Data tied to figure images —
________________________________________
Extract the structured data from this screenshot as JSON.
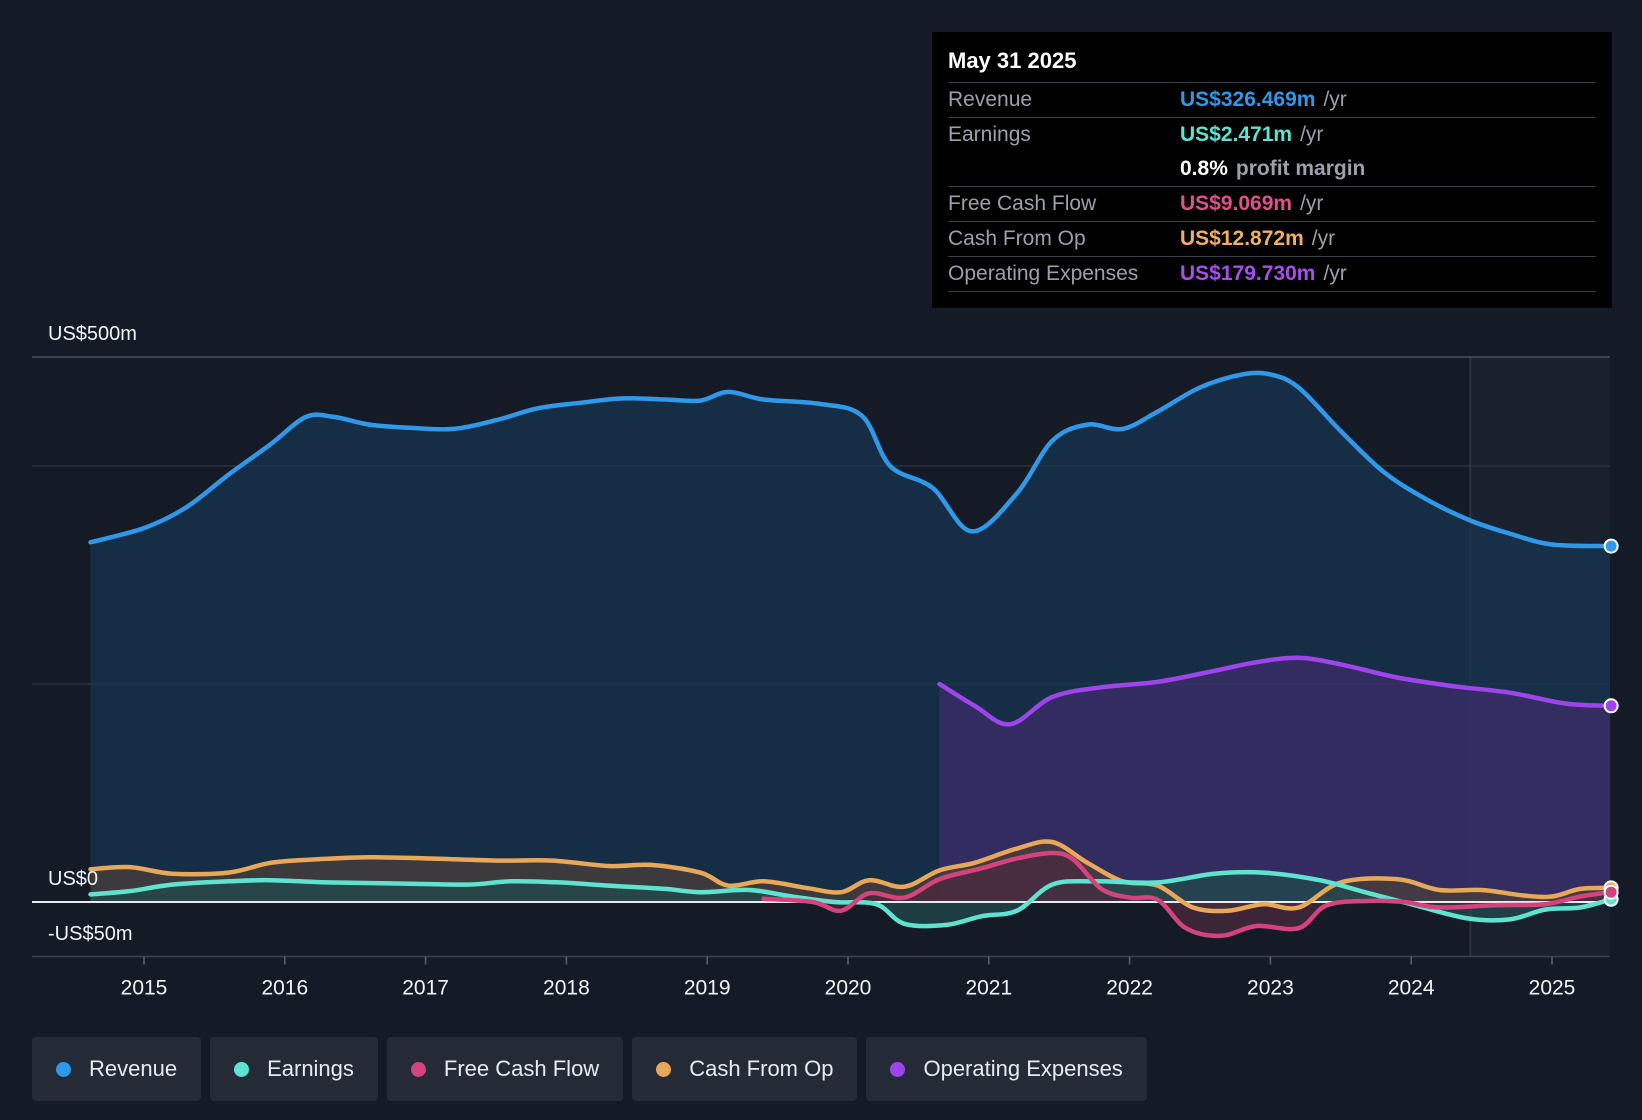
{
  "tooltip": {
    "date": "May 31 2025",
    "rows": [
      {
        "label": "Revenue",
        "value": "US$326.469m",
        "unit": "/yr",
        "color": "#2f98e8"
      },
      {
        "label": "Earnings",
        "value": "US$2.471m",
        "unit": "/yr",
        "color": "#5fe3d0"
      },
      {
        "label": "",
        "value": "0.8%",
        "unit": "profit margin",
        "color": "#ffffff"
      },
      {
        "label": "Free Cash Flow",
        "value": "US$9.069m",
        "unit": "/yr",
        "color": "#e0508c"
      },
      {
        "label": "Cash From Op",
        "value": "US$12.872m",
        "unit": "/yr",
        "color": "#f0b060"
      },
      {
        "label": "Operating Expenses",
        "value": "US$179.730m",
        "unit": "/yr",
        "color": "#a84df0"
      }
    ]
  },
  "legend": [
    {
      "label": "Revenue",
      "color": "#2f98e8"
    },
    {
      "label": "Earnings",
      "color": "#5fe3d0"
    },
    {
      "label": "Free Cash Flow",
      "color": "#d4437c"
    },
    {
      "label": "Cash From Op",
      "color": "#e8a85a"
    },
    {
      "label": "Operating Expenses",
      "color": "#9d45ea"
    }
  ],
  "chart_data": {
    "type": "line",
    "title": "",
    "ylim": [
      -50,
      500
    ],
    "y_axis_labels": [
      "US$500m",
      "US$0",
      "-US$50m"
    ],
    "x_ticks": [
      2015,
      2016,
      2017,
      2018,
      2019,
      2020,
      2021,
      2022,
      2023,
      2024,
      2025
    ],
    "x_range": [
      2014.6,
      2025.42
    ],
    "forecast_start": 2024.42,
    "series": [
      {
        "name": "Revenue",
        "color": "#2f98e8",
        "fill": "#173650",
        "points": [
          [
            2014.62,
            330
          ],
          [
            2015.0,
            343
          ],
          [
            2015.3,
            362
          ],
          [
            2015.6,
            392
          ],
          [
            2015.9,
            420
          ],
          [
            2016.15,
            445
          ],
          [
            2016.35,
            445
          ],
          [
            2016.6,
            438
          ],
          [
            2016.9,
            435
          ],
          [
            2017.2,
            434
          ],
          [
            2017.5,
            442
          ],
          [
            2017.8,
            453
          ],
          [
            2018.1,
            458
          ],
          [
            2018.4,
            462
          ],
          [
            2018.7,
            461
          ],
          [
            2018.95,
            460
          ],
          [
            2019.15,
            468
          ],
          [
            2019.4,
            461
          ],
          [
            2019.8,
            457
          ],
          [
            2020.1,
            446
          ],
          [
            2020.3,
            400
          ],
          [
            2020.6,
            380
          ],
          [
            2020.88,
            340
          ],
          [
            2021.2,
            375
          ],
          [
            2021.45,
            423
          ],
          [
            2021.7,
            438
          ],
          [
            2021.95,
            434
          ],
          [
            2022.2,
            450
          ],
          [
            2022.5,
            472
          ],
          [
            2022.8,
            484
          ],
          [
            2023.0,
            484
          ],
          [
            2023.2,
            472
          ],
          [
            2023.5,
            432
          ],
          [
            2023.8,
            395
          ],
          [
            2024.1,
            370
          ],
          [
            2024.42,
            350
          ],
          [
            2024.7,
            338
          ],
          [
            2025.0,
            328
          ],
          [
            2025.42,
            326.5
          ]
        ]
      },
      {
        "name": "Operating Expenses",
        "color": "#9d45ea",
        "fill": "#3d2c6a",
        "points": [
          [
            2020.65,
            200
          ],
          [
            2020.9,
            180
          ],
          [
            2021.15,
            163
          ],
          [
            2021.45,
            188
          ],
          [
            2021.8,
            197
          ],
          [
            2022.2,
            202
          ],
          [
            2022.6,
            212
          ],
          [
            2022.9,
            220
          ],
          [
            2023.2,
            224
          ],
          [
            2023.5,
            218
          ],
          [
            2023.9,
            206
          ],
          [
            2024.3,
            198
          ],
          [
            2024.7,
            192
          ],
          [
            2025.1,
            182
          ],
          [
            2025.42,
            180
          ]
        ]
      },
      {
        "name": "Cash From Op",
        "color": "#e8a85a",
        "fill": "#4a3f3a",
        "points": [
          [
            2014.62,
            30
          ],
          [
            2014.9,
            32
          ],
          [
            2015.2,
            26
          ],
          [
            2015.6,
            27
          ],
          [
            2015.9,
            36
          ],
          [
            2016.2,
            39
          ],
          [
            2016.6,
            41
          ],
          [
            2017.0,
            40
          ],
          [
            2017.5,
            38
          ],
          [
            2017.9,
            38
          ],
          [
            2018.3,
            33
          ],
          [
            2018.6,
            34
          ],
          [
            2018.95,
            27
          ],
          [
            2019.15,
            15
          ],
          [
            2019.4,
            19
          ],
          [
            2019.7,
            13
          ],
          [
            2019.95,
            9
          ],
          [
            2020.15,
            20
          ],
          [
            2020.4,
            14
          ],
          [
            2020.65,
            29
          ],
          [
            2020.9,
            36
          ],
          [
            2021.2,
            49
          ],
          [
            2021.45,
            55
          ],
          [
            2021.7,
            36
          ],
          [
            2021.95,
            19
          ],
          [
            2022.2,
            15
          ],
          [
            2022.45,
            -5
          ],
          [
            2022.7,
            -8
          ],
          [
            2022.95,
            -2
          ],
          [
            2023.2,
            -5
          ],
          [
            2023.5,
            18
          ],
          [
            2023.9,
            21
          ],
          [
            2024.2,
            11
          ],
          [
            2024.5,
            11
          ],
          [
            2024.8,
            6
          ],
          [
            2025.0,
            5
          ],
          [
            2025.2,
            12
          ],
          [
            2025.42,
            13
          ]
        ]
      },
      {
        "name": "Earnings",
        "color": "#5fe3d0",
        "fill": "#214a4c",
        "points": [
          [
            2014.62,
            7
          ],
          [
            2014.9,
            10
          ],
          [
            2015.2,
            16
          ],
          [
            2015.6,
            19
          ],
          [
            2015.9,
            20
          ],
          [
            2016.3,
            18
          ],
          [
            2016.8,
            17
          ],
          [
            2017.3,
            16
          ],
          [
            2017.6,
            19
          ],
          [
            2017.95,
            18
          ],
          [
            2018.3,
            15
          ],
          [
            2018.7,
            12
          ],
          [
            2018.95,
            9
          ],
          [
            2019.3,
            11
          ],
          [
            2019.6,
            5
          ],
          [
            2019.9,
            0
          ],
          [
            2020.2,
            -2
          ],
          [
            2020.4,
            -20
          ],
          [
            2020.7,
            -21
          ],
          [
            2020.95,
            -13
          ],
          [
            2021.2,
            -8
          ],
          [
            2021.45,
            16
          ],
          [
            2021.75,
            19
          ],
          [
            2022.2,
            18
          ],
          [
            2022.6,
            26
          ],
          [
            2022.95,
            27
          ],
          [
            2023.35,
            20
          ],
          [
            2023.7,
            8
          ],
          [
            2024.0,
            -2
          ],
          [
            2024.4,
            -15
          ],
          [
            2024.7,
            -16
          ],
          [
            2024.95,
            -7
          ],
          [
            2025.2,
            -5
          ],
          [
            2025.42,
            2.5
          ]
        ]
      },
      {
        "name": "Free Cash Flow",
        "color": "#d4437c",
        "fill": "#4a2a3c",
        "points": [
          [
            2019.4,
            3
          ],
          [
            2019.75,
            0
          ],
          [
            2019.95,
            -8
          ],
          [
            2020.15,
            8
          ],
          [
            2020.4,
            4
          ],
          [
            2020.65,
            21
          ],
          [
            2020.95,
            31
          ],
          [
            2021.2,
            40
          ],
          [
            2021.45,
            45
          ],
          [
            2021.6,
            39
          ],
          [
            2021.8,
            12
          ],
          [
            2022.0,
            4
          ],
          [
            2022.2,
            2
          ],
          [
            2022.4,
            -24
          ],
          [
            2022.65,
            -31
          ],
          [
            2022.9,
            -22
          ],
          [
            2023.2,
            -24
          ],
          [
            2023.4,
            -3
          ],
          [
            2023.7,
            1
          ],
          [
            2023.95,
            0
          ],
          [
            2024.2,
            -5
          ],
          [
            2024.6,
            -3
          ],
          [
            2024.95,
            -2
          ],
          [
            2025.2,
            5
          ],
          [
            2025.42,
            9
          ]
        ]
      }
    ]
  }
}
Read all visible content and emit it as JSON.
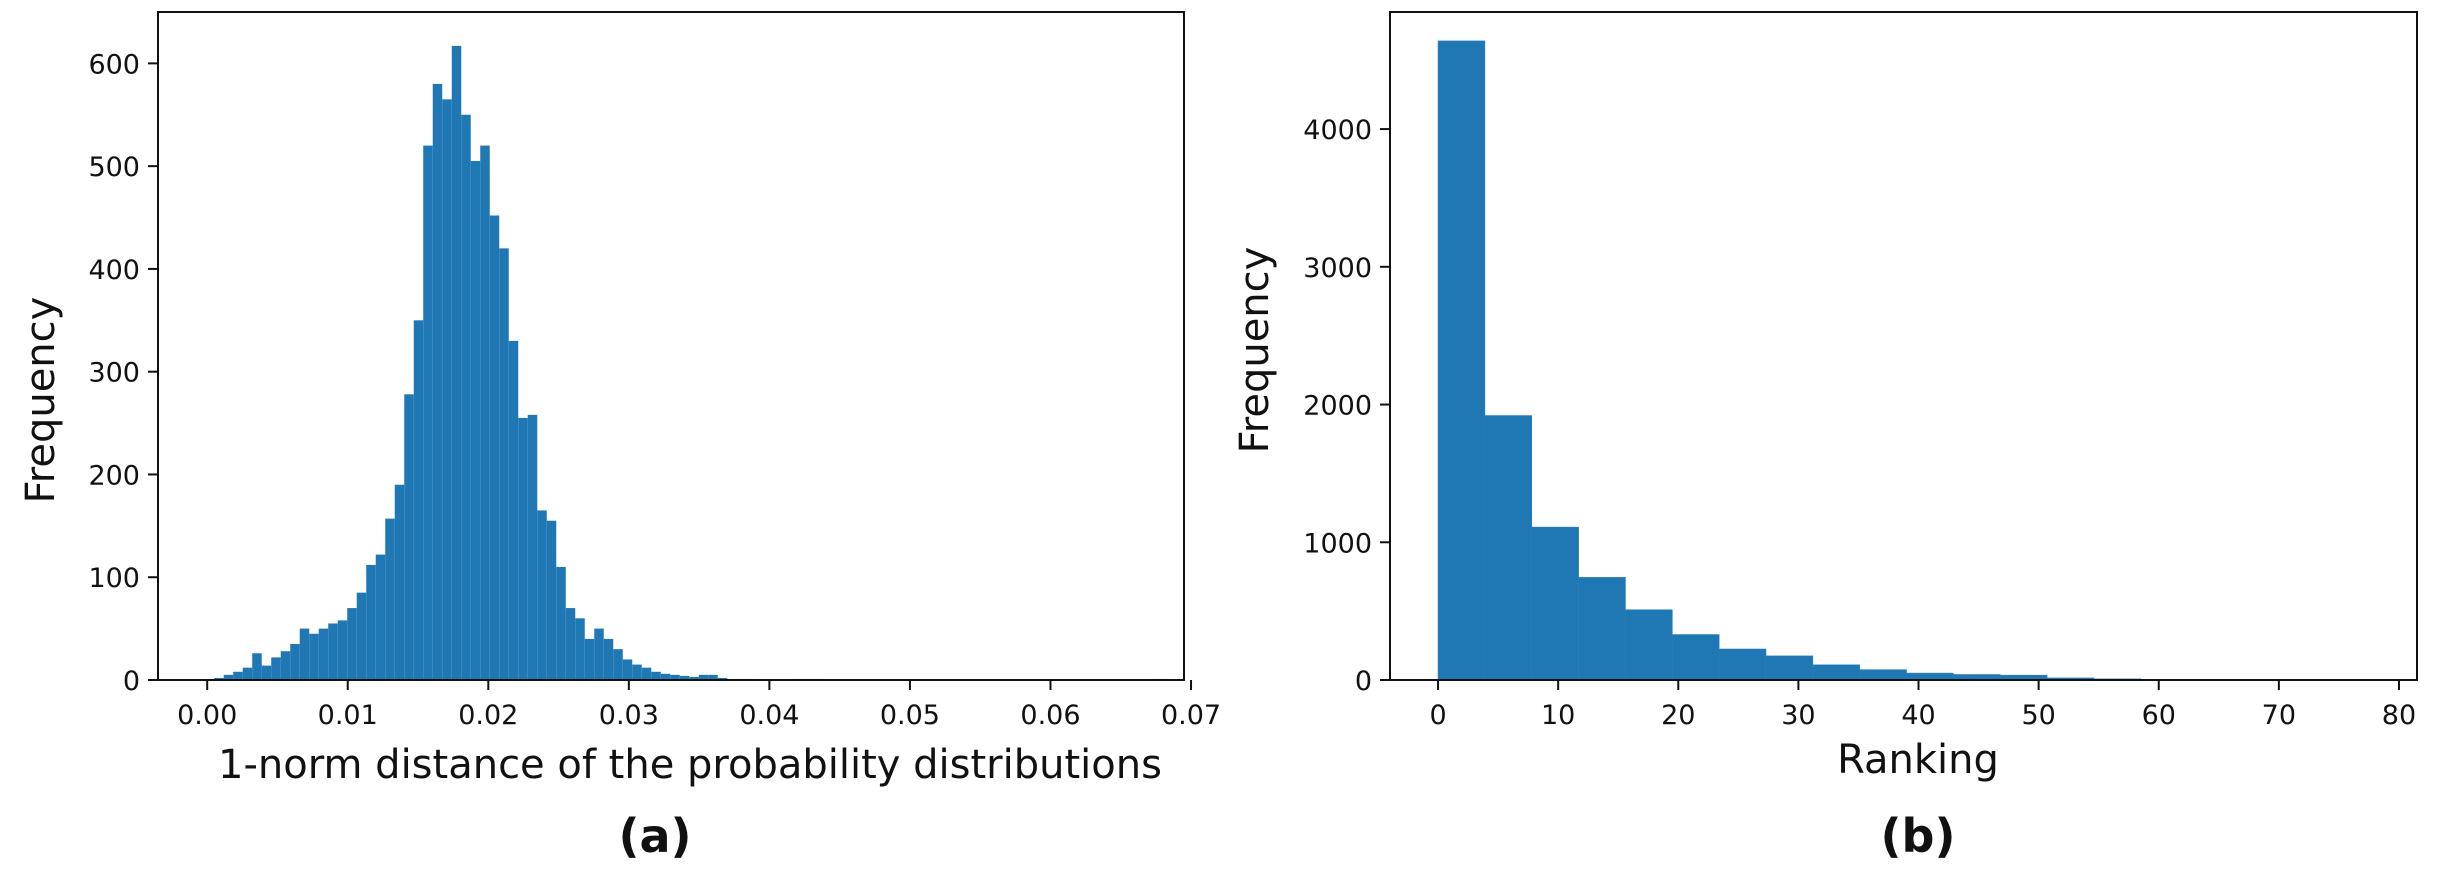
{
  "chart_data": [
    {
      "type": "bar",
      "subtype": "histogram",
      "panel_label": "(a)",
      "xlabel": "1-norm distance of the probability distributions",
      "ylabel": "Frequency",
      "xlim": [
        -0.0035,
        0.0695
      ],
      "ylim": [
        0,
        650
      ],
      "xticks": [
        0.0,
        0.01,
        0.02,
        0.03,
        0.04,
        0.05,
        0.06,
        0.07
      ],
      "xtick_labels": [
        "0.00",
        "0.01",
        "0.02",
        "0.03",
        "0.04",
        "0.05",
        "0.06",
        "0.07"
      ],
      "yticks": [
        0,
        100,
        200,
        300,
        400,
        500,
        600
      ],
      "ytick_labels": [
        "0",
        "100",
        "200",
        "300",
        "400",
        "500",
        "600"
      ],
      "bin_start": 0.0005,
      "bin_width": 0.000676,
      "values": [
        2,
        5,
        8,
        12,
        26,
        14,
        22,
        28,
        35,
        50,
        45,
        50,
        55,
        58,
        70,
        85,
        112,
        122,
        157,
        190,
        278,
        350,
        520,
        580,
        565,
        617,
        550,
        505,
        520,
        452,
        420,
        330,
        255,
        258,
        165,
        155,
        110,
        70,
        60,
        40,
        50,
        40,
        30,
        20,
        15,
        12,
        8,
        6,
        5,
        4,
        3,
        5,
        5,
        2,
        1,
        1,
        1,
        0,
        0,
        0,
        0,
        1,
        1,
        1,
        0,
        0,
        0,
        0,
        0,
        0,
        0,
        0,
        0,
        0,
        0,
        0,
        0,
        0,
        0,
        0,
        0,
        0,
        0,
        0,
        0,
        0,
        0,
        0,
        0,
        0,
        0,
        0,
        0,
        0,
        0,
        0,
        0,
        0,
        0,
        1
      ],
      "color": "#1f77b4",
      "grid": false
    },
    {
      "type": "bar",
      "subtype": "histogram",
      "panel_label": "(b)",
      "xlabel": "Ranking",
      "ylabel": "Frequency",
      "xlim": [
        -4,
        81.5
      ],
      "ylim": [
        0,
        4850
      ],
      "xticks": [
        0,
        10,
        20,
        30,
        40,
        50,
        60,
        70,
        80
      ],
      "xtick_labels": [
        "0",
        "10",
        "20",
        "30",
        "40",
        "50",
        "60",
        "70",
        "80"
      ],
      "yticks": [
        0,
        1000,
        2000,
        3000,
        4000
      ],
      "ytick_labels": [
        "0",
        "1000",
        "2000",
        "3000",
        "4000"
      ],
      "bin_start": 0,
      "bin_width": 3.9,
      "values": [
        4640,
        1920,
        1110,
        745,
        510,
        330,
        225,
        175,
        110,
        75,
        50,
        40,
        35,
        15,
        8,
        5,
        3,
        2,
        1,
        2
      ],
      "color": "#1f77b4",
      "grid": false
    }
  ]
}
________________________________________
TASK DETAILS —
Using the entries above, return each line in which the word "fill" occurs.

SOLUTION TO THIS PROBLEM —
        "fill": "#173650",
        "fill": "#3d2c6a",
        "fill": "#4a3f3a",
        "fill": "#214a4c",
        "fill": "#4a2a3c",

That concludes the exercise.